> **GIVEN ENTRIES**
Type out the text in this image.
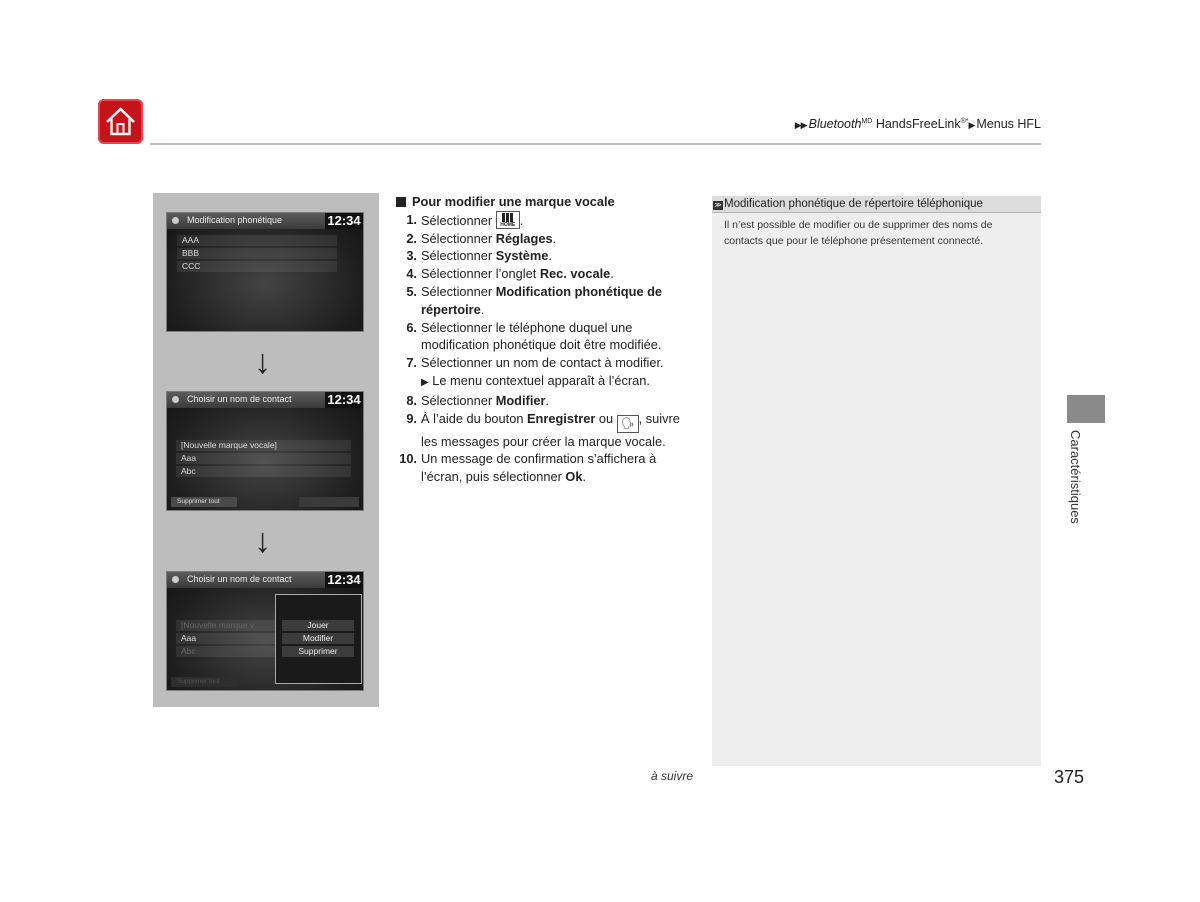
▶▶ Bluetooth$^{MD}$ HandsFreeLink®*▶ Menus HFL
Modification phonétique	12:34
AAA
BBB
CCC
↓
Choisir un nom de contact	12:34
[Nouvelle marque vocale]
Aaa
Abc
Supprimer tout
↓
Choisir un nom de contact	12:34
[Nouvelle marque v
Aaa
Abc
Supprimer tout
Jouer
Modifier
Supprimer
Pour modifier une marque vocale
1. Sélectionner	HOME .
2. Sélectionner Réglages.
3. Sélectionner Système.
4. Sélectionner l’onglet Rec. vocale.
5. Sélectionner Modification phonétique de répertoire.
6. Sélectionner le téléphone duquel une modification phonétique doit être modifiée.
7. Sélectionner un nom de contact à modifier.
▶ Le menu contextuel apparaît à l’écran.
8. Sélectionner Modifier.
9. À l’aide du bouton Enregistrer ou 🗣 , suivre les messages pour créer la marque vocale.
10. Un message de confirmation s’affichera à l’écran, puis sélectionner Ok.
≫ Modification phonétique de répertoire téléphonique
Il n’est possible de modifier ou de supprimer des noms de contacts que pour le téléphone présentement connecté.
Caractéristiques
à suivre	375
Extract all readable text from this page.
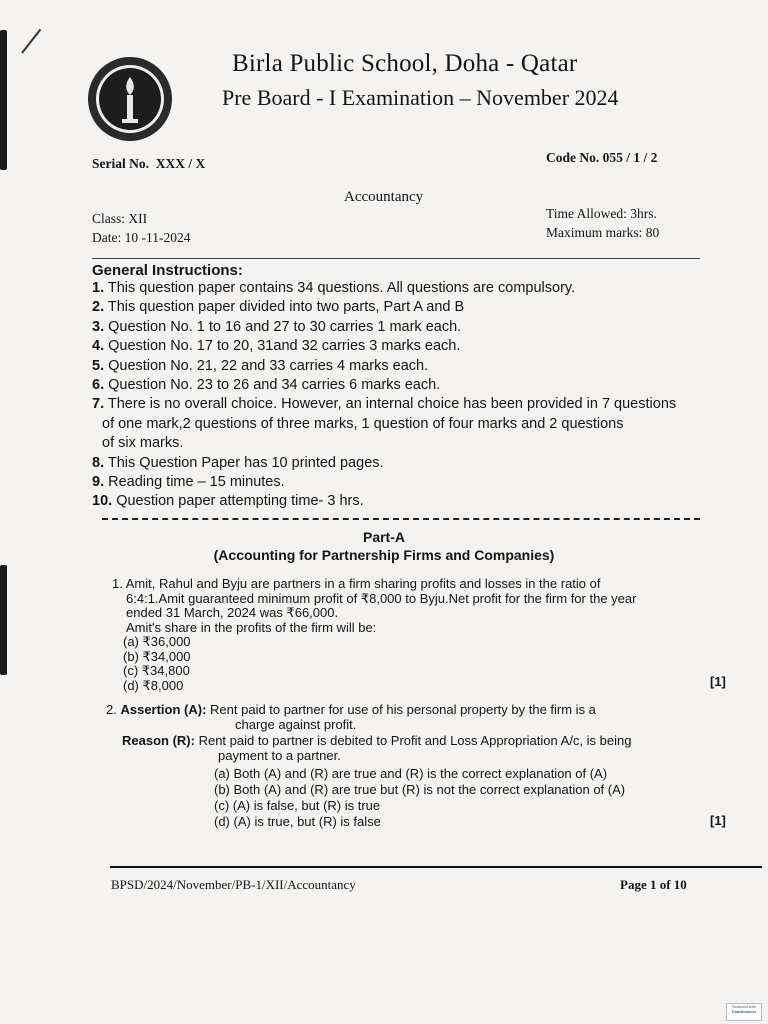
Birla Public School, Doha - Qatar
Pre Board - I Examination – November 2024
Serial No. XXX / X	Code No. 055 / 1 / 2
Accountancy
Class: XII
Date: 10 -11-2024
Time Allowed: 3hrs.
Maximum marks: 80
General Instructions:
1. This question paper contains 34 questions. All questions are compulsory.
2. This question paper divided into two parts, Part A and B
3. Question No. 1 to 16 and 27 to 30 carries 1 mark each.
4. Question No. 17 to 20, 31and 32 carries 3 marks each.
5. Question No. 21, 22 and 33 carries 4 marks each.
6. Question No. 23 to 26 and 34 carries 6 marks each.
7. There is no overall choice. However, an internal choice has been provided in 7 questions
of one mark,2 questions of three marks, 1 question of four marks and 2 questions
of six marks.
8. This Question Paper has 10 printed pages.
9. Reading time – 15 minutes.
10. Question paper attempting time- 3 hrs.
Part-A
(Accounting for Partnership Firms and Companies)
1. Amit, Rahul and Byju are partners in a firm sharing profits and losses in the ratio of
6:4:1.Amit guaranteed minimum profit of ₹8,000 to Byju.Net profit for the firm for the year
ended 31 March, 2024 was ₹66,000.
Amit's share in the profits of the firm will be:
(a) ₹36,000
(b) ₹34,000
(c) ₹34,800
(d) ₹8,000	[1]
2. Assertion (A): Rent paid to partner for use of his personal property by the firm is a
charge against profit.
Reason (R): Rent paid to partner is debited to Profit and Loss Appropriation A/c, is being
payment to a partner.
(a) Both (A) and (R) are true and (R) is the correct explanation of (A)
(b) Both (A) and (R) are true but (R) is not the correct explanation of (A)
(c) (A) is false, but (R) is true
(d) (A) is true, but (R) is false	[1]
BPSD/2024/November/PB-1/XII/Accountancy	Page 1 of 10
Scanned with
CamScanner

> **EXERCISE DESCRIPTION**
Copy the records exactly as they appear, excluding images.

> **OUTPUT FOR THIS TASK**
Type out the text in this image.
▶▶ Bluetooth$^{MD}$ HandsFreeLink®*▶ Menus HFL
Modification phonétique	12:34
AAA
BBB
CCC
↓
Choisir un nom de contact	12:34
[Nouvelle marque vocale]
Aaa
Abc
Supprimer tout
↓
Choisir un nom de contact	12:34
[Nouvelle marque v
Aaa
Abc
Supprimer tout
Jouer
Modifier
Supprimer
Pour modifier une marque vocale
1. Sélectionner	HOME .
2. Sélectionner Réglages.
3. Sélectionner Système.
4. Sélectionner l’onglet Rec. vocale.
5. Sélectionner Modification phonétique de répertoire.
6. Sélectionner le téléphone duquel une modification phonétique doit être modifiée.
7. Sélectionner un nom de contact à modifier.
▶ Le menu contextuel apparaît à l’écran.
8. Sélectionner Modifier.
9. À l’aide du bouton Enregistrer ou 🗣 , suivre les messages pour créer la marque vocale.
10. Un message de confirmation s’affichera à l’écran, puis sélectionner Ok.
≫ Modification phonétique de répertoire téléphonique
Il n’est possible de modifier ou de supprimer des noms de contacts que pour le téléphone présentement connecté.
Caractéristiques
à suivre	375
Extract all readable text from this page.
Birla Public School, Doha - Qatar
Pre Board - I Examination – November 2024
Serial No. XXX / X	Code No. 055 / 1 / 2
Accountancy
Class: XII
Date: 10 -11-2024
Time Allowed: 3hrs.
Maximum marks: 80
General Instructions:
1. This question paper contains 34 questions. All questions are compulsory.
2. This question paper divided into two parts, Part A and B
3. Question No. 1 to 16 and 27 to 30 carries 1 mark each.
4. Question No. 17 to 20, 31and 32 carries 3 marks each.
5. Question No. 21, 22 and 33 carries 4 marks each.
6. Question No. 23 to 26 and 34 carries 6 marks each.
7. There is no overall choice. However, an internal choice has been provided in 7 questions
of one mark,2 questions of three marks, 1 question of four marks and 2 questions
of six marks.
8. This Question Paper has 10 printed pages.
9. Reading time – 15 minutes.
10. Question paper attempting time- 3 hrs.
Part-A
(Accounting for Partnership Firms and Companies)
1. Amit, Rahul and Byju are partners in a firm sharing profits and losses in the ratio of
6:4:1.Amit guaranteed minimum profit of ₹8,000 to Byju.Net profit for the firm for the year
ended 31 March, 2024 was ₹66,000.
Amit's share in the profits of the firm will be:
(a) ₹36,000
(b) ₹34,000
(c) ₹34,800
(d) ₹8,000	[1]
2. Assertion (A): Rent paid to partner for use of his personal property by the firm is a
charge against profit.
Reason (R): Rent paid to partner is debited to Profit and Loss Appropriation A/c, is being
payment to a partner.
(a) Both (A) and (R) are true and (R) is the correct explanation of (A)
(b) Both (A) and (R) are true but (R) is not the correct explanation of (A)
(c) (A) is false, but (R) is true
(d) (A) is true, but (R) is false	[1]
BPSD/2024/November/PB-1/XII/Accountancy	Page 1 of 10
Scanned with
CamScanner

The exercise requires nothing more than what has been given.